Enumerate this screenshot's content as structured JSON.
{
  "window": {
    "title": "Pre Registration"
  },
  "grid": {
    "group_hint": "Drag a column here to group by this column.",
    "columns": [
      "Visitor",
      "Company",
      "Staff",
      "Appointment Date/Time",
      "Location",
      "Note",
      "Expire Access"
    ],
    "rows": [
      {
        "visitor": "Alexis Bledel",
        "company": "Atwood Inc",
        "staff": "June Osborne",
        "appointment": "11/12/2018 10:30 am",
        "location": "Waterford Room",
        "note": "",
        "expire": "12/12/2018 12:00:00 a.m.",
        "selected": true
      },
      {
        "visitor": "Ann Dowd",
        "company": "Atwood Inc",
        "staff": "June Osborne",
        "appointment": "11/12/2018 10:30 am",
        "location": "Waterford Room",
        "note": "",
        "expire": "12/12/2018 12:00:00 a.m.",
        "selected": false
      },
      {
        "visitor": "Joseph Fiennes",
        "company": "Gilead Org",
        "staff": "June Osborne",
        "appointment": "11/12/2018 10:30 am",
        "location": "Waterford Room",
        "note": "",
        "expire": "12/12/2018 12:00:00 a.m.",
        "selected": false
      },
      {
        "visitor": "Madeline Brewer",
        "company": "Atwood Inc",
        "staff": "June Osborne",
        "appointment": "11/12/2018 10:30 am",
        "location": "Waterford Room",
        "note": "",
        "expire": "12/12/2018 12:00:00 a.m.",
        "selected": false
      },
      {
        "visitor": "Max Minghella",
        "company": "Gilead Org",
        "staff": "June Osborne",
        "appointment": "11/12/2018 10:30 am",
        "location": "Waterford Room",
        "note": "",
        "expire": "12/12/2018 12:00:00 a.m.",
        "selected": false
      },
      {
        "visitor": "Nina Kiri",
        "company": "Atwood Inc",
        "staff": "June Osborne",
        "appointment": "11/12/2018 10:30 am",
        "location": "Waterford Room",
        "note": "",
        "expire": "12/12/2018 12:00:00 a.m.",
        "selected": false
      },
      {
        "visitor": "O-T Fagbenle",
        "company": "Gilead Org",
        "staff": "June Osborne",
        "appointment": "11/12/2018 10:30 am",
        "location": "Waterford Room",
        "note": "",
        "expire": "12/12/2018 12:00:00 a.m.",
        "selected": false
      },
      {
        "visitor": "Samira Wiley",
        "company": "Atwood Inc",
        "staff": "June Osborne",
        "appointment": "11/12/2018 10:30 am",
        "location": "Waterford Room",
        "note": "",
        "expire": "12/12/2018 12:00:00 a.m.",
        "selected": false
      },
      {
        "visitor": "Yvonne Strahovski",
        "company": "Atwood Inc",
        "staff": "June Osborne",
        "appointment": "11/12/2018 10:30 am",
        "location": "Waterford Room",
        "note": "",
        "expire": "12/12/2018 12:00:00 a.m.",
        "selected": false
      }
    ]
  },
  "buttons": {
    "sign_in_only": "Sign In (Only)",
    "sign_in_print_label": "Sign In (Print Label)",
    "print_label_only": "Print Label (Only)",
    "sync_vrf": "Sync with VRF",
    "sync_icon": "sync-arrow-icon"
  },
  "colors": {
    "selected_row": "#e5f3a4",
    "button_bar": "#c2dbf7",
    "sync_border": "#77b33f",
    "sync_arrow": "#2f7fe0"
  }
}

────

### WHAT YOU HAVE TO DO
Each record must be returned exactly as it is written.

### EXERCISE SOLUTION
Enumerate this screenshot's content as structured JSON.
{
  "window": {
    "title": "Pre Registration"
  },
  "grid": {
    "group_hint": "Drag a column here to group by this column.",
    "columns": [
      "Visitor",
      "Company",
      "Staff",
      "Appointment Date/Time",
      "Location",
      "Note",
      "Expire Access"
    ],
    "rows": [
      {
        "visitor": "Alexis Bledel",
        "company": "Atwood Inc",
        "staff": "June Osborne",
        "appointment": "11/12/2018 10:30 am",
        "location": "Waterford Room",
        "note": "",
        "expire": "12/12/2018 12:00:00 a.m.",
        "selected": true
      },
      {
        "visitor": "Ann Dowd",
        "company": "Atwood Inc",
        "staff": "June Osborne",
        "appointment": "11/12/2018 10:30 am",
        "location": "Waterford Room",
        "note": "",
        "expire": "12/12/2018 12:00:00 a.m.",
        "selected": false
      },
      {
        "visitor": "Joseph Fiennes",
        "company": "Gilead Org",
        "staff": "June Osborne",
        "appointment": "11/12/2018 10:30 am",
        "location": "Waterford Room",
        "note": "",
        "expire": "12/12/2018 12:00:00 a.m.",
        "selected": false
      },
      {
        "visitor": "Madeline Brewer",
        "company": "Atwood Inc",
        "staff": "June Osborne",
        "appointment": "11/12/2018 10:30 am",
        "location": "Waterford Room",
        "note": "",
        "expire": "12/12/2018 12:00:00 a.m.",
        "selected": false
      },
      {
        "visitor": "Max Minghella",
        "company": "Gilead Org",
        "staff": "June Osborne",
        "appointment": "11/12/2018 10:30 am",
        "location": "Waterford Room",
        "note": "",
        "expire": "12/12/2018 12:00:00 a.m.",
        "selected": false
      },
      {
        "visitor": "Nina Kiri",
        "company": "Atwood Inc",
        "staff": "June Osborne",
        "appointment": "11/12/2018 10:30 am",
        "location": "Waterford Room",
        "note": "",
        "expire": "12/12/2018 12:00:00 a.m.",
        "selected": false
      },
      {
        "visitor": "O-T Fagbenle",
        "company": "Gilead Org",
        "staff": "June Osborne",
        "appointment": "11/12/2018 10:30 am",
        "location": "Waterford Room",
        "note": "",
        "expire": "12/12/2018 12:00:00 a.m.",
        "selected": false
      },
      {
        "visitor": "Samira Wiley",
        "company": "Atwood Inc",
        "staff": "June Osborne",
        "appointment": "11/12/2018 10:30 am",
        "location": "Waterford Room",
        "note": "",
        "expire": "12/12/2018 12:00:00 a.m.",
        "selected": false
      },
      {
        "visitor": "Yvonne Strahovski",
        "company": "Atwood Inc",
        "staff": "June Osborne",
        "appointment": "11/12/2018 10:30 am",
        "location": "Waterford Room",
        "note": "",
        "expire": "12/12/2018 12:00:00 a.m.",
        "selected": false
      }
    ]
  },
  "buttons": {
    "sign_in_only": "Sign In (Only)",
    "sign_in_print_label": "Sign In (Print Label)",
    "print_label_only": "Print Label (Only)",
    "sync_vrf": "Sync with VRF",
    "sync_icon": "sync-arrow-icon"
  },
  "colors": {
    "selected_row": "#e5f3a4",
    "button_bar": "#c2dbf7",
    "sync_border": "#77b33f",
    "sync_arrow": "#2f7fe0"
  }
}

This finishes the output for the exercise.